To be done ▸
**a)** Answer these questions from the post about Koko:
(i) How old did Koko turn on the day of the post?
(ii) What toy, played with in the kitchen, made Koko find her voice?
(iii) About how long did turning one's back on Koko take to work?
**b)** Go on with the post about Koko from its last sentence.

Source ▸
· · ·
# Koko 3 months old today and getting big (pics)



## Ribrustler (May 5, 2011)

Hello everybody! Koko turned 3 months today and she is exibiting her puppy behavior very well. My 10 year old daughter had a sleep over last night with a few girls and that was a little much for Koko. She was very wound up with that many girls around in the house. 
She is doing better with potty training -still has not pooped in the house - but we get a few pee accidents on the carpet.
Koko found her voice yesterday! My youngest daughter has a remote control car and she started to play with it in the kitchen and oh boy did we hear Koko's voice. Needless to say she does not like remote control cars. Koko is a little bitey but we try to redirect with toys and she does alright. I noticed last night when I was 1on1 with her and we were playing tug for about 10 minutes and when I wanted to stop she started to do some running lunges at my ankles and was growling at me. So I tried turning my back on her to let her know I was done and that worked after about 30 secs.
· · ·
Bounding box annotations ▸
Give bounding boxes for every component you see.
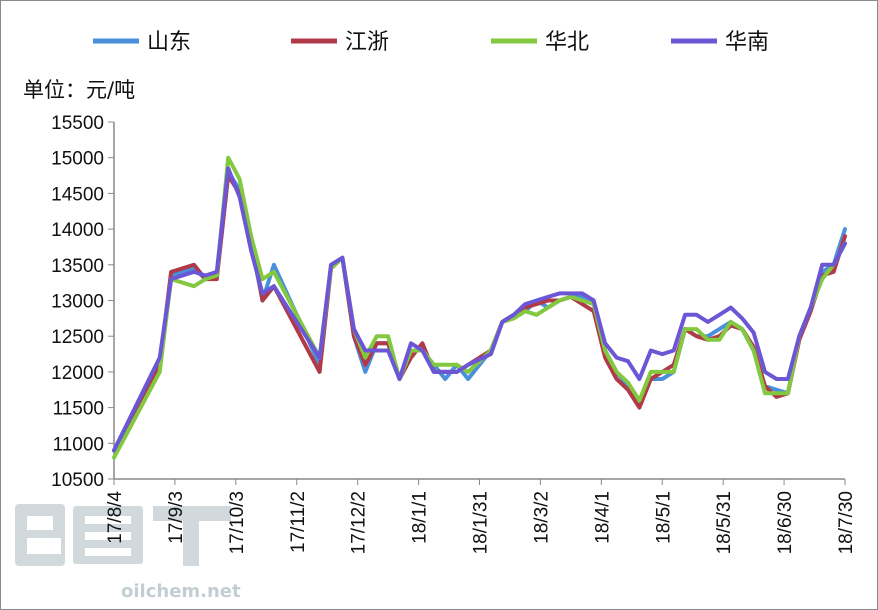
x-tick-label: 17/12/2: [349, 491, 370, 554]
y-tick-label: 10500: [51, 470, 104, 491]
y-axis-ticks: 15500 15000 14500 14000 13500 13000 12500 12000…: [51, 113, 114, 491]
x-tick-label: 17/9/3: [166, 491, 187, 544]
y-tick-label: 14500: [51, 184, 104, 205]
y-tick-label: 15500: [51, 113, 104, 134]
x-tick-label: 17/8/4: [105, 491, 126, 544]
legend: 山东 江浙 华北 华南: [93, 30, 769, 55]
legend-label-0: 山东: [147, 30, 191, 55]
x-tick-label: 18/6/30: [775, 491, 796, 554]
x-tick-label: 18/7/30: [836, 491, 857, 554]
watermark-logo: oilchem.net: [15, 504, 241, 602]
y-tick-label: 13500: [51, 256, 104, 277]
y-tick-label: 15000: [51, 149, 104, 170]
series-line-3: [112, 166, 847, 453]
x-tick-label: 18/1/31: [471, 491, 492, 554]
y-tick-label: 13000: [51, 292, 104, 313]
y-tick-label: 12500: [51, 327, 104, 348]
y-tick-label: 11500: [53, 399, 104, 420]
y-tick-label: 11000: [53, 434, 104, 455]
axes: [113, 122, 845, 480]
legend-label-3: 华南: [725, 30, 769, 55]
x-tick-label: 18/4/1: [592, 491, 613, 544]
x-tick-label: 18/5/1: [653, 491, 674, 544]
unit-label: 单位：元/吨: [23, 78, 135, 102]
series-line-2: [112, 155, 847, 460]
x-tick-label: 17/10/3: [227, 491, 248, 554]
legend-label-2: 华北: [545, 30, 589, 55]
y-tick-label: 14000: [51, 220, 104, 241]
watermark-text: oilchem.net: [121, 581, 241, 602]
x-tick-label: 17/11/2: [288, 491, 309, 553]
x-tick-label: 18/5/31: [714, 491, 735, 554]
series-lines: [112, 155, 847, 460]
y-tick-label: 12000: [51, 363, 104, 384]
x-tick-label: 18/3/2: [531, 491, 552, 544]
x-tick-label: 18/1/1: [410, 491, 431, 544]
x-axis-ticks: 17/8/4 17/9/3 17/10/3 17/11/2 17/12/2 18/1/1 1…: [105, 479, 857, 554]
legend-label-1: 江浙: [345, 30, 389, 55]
· · ·
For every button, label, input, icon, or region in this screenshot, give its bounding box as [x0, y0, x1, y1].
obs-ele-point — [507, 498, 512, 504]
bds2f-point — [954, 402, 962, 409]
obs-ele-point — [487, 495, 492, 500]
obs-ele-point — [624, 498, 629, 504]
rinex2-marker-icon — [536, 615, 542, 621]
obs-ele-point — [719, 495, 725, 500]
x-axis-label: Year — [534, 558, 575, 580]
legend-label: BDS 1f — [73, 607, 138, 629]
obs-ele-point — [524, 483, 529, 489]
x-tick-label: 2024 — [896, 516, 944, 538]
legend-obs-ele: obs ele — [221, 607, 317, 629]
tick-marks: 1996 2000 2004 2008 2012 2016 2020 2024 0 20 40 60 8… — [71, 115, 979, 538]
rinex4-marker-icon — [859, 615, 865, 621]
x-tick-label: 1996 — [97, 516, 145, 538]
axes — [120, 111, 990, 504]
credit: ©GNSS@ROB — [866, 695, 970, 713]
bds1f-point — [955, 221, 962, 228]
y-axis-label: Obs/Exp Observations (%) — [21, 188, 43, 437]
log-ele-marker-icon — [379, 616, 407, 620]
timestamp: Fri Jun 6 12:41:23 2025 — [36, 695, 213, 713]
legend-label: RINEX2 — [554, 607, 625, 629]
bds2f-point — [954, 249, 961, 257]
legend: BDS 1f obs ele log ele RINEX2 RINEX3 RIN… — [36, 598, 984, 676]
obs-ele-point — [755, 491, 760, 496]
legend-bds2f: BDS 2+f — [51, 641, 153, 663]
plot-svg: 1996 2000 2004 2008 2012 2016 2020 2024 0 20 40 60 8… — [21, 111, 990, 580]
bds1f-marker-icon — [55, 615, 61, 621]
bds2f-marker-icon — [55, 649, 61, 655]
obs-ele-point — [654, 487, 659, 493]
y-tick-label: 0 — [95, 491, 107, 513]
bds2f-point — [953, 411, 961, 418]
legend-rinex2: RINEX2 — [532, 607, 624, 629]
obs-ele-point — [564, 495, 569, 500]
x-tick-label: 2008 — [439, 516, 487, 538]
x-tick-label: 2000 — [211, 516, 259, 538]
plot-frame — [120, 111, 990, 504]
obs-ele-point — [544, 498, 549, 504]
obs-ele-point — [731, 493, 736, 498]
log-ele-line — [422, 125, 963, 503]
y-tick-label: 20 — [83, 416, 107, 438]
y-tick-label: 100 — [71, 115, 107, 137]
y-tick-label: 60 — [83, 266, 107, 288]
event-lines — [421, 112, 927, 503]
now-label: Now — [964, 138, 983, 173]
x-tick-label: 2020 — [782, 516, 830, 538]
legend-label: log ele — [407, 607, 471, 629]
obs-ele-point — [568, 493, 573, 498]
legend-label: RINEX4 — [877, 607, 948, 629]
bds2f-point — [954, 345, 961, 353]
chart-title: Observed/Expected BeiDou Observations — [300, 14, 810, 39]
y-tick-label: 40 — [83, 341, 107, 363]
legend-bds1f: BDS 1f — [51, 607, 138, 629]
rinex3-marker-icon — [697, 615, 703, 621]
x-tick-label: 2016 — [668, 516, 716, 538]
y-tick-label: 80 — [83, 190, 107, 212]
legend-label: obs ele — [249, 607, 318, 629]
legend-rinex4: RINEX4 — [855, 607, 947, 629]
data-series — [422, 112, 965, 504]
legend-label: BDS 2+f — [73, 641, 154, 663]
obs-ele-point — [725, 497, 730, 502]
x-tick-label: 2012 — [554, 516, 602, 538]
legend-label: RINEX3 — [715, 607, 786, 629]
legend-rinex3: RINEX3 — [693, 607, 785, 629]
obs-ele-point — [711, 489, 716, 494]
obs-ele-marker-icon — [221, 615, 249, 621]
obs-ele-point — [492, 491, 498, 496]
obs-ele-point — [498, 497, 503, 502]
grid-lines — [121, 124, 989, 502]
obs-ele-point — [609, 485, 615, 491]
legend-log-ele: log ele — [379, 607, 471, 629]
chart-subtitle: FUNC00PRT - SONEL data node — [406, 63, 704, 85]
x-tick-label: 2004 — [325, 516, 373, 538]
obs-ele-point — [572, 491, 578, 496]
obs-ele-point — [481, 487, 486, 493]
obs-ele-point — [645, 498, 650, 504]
· · ·
Solved problems ▸
**a)**
(i) 3 months.
(ii) A remote control car.
(iii) About 30 seconds.

**b)**
I have been doing the clicker training and she has "sit" down perfectly and she also has "down" and we are also working on "stay" I can back up about 6-7 steps and she stays. This is while we are inside the house. If I try getting her to stay outside it is nearly impossible but I know she can get there. Her attention is amazing while we train( and I also have the good treats out) :wild: 
Leash walking has been easy and hopefully she sticks with how good she has been doing. We go for 2 walks a day since the first day I picked her up. She barely pulls and she heels whenever I stop without a command. Other dogs are not bothering her as much now either. They will come running to the fence as we walk by and she barely gives a glance and we just keep moving. Anyways I have posted pics of her - she is still camera shy- but she is still very cute and we are proud of her. Enjoy


----------



## Mac's Mom (Jun 7, 2010)

I'd be "wound up" too with a bunch of 10 year old girls in my house 

Anyway, cute pics! Happy Birthday Koko!


----------



## 1sttimeforgsd (Jul 29, 2010)

Koko is a beautiful little girl, sounds like you are enjoying her and she is enjoying you. Keep up the good work and enjoy her being a puppy while you can.


----------



## CLARKE-DUNCAN (Apr 8, 2011)

What an adorable little pup.... For now atleast.. Lol..


----------



## Micky (Jan 1, 2011)

ahh sooo cute great pics


----------



## Stosh (Jun 26, 2010)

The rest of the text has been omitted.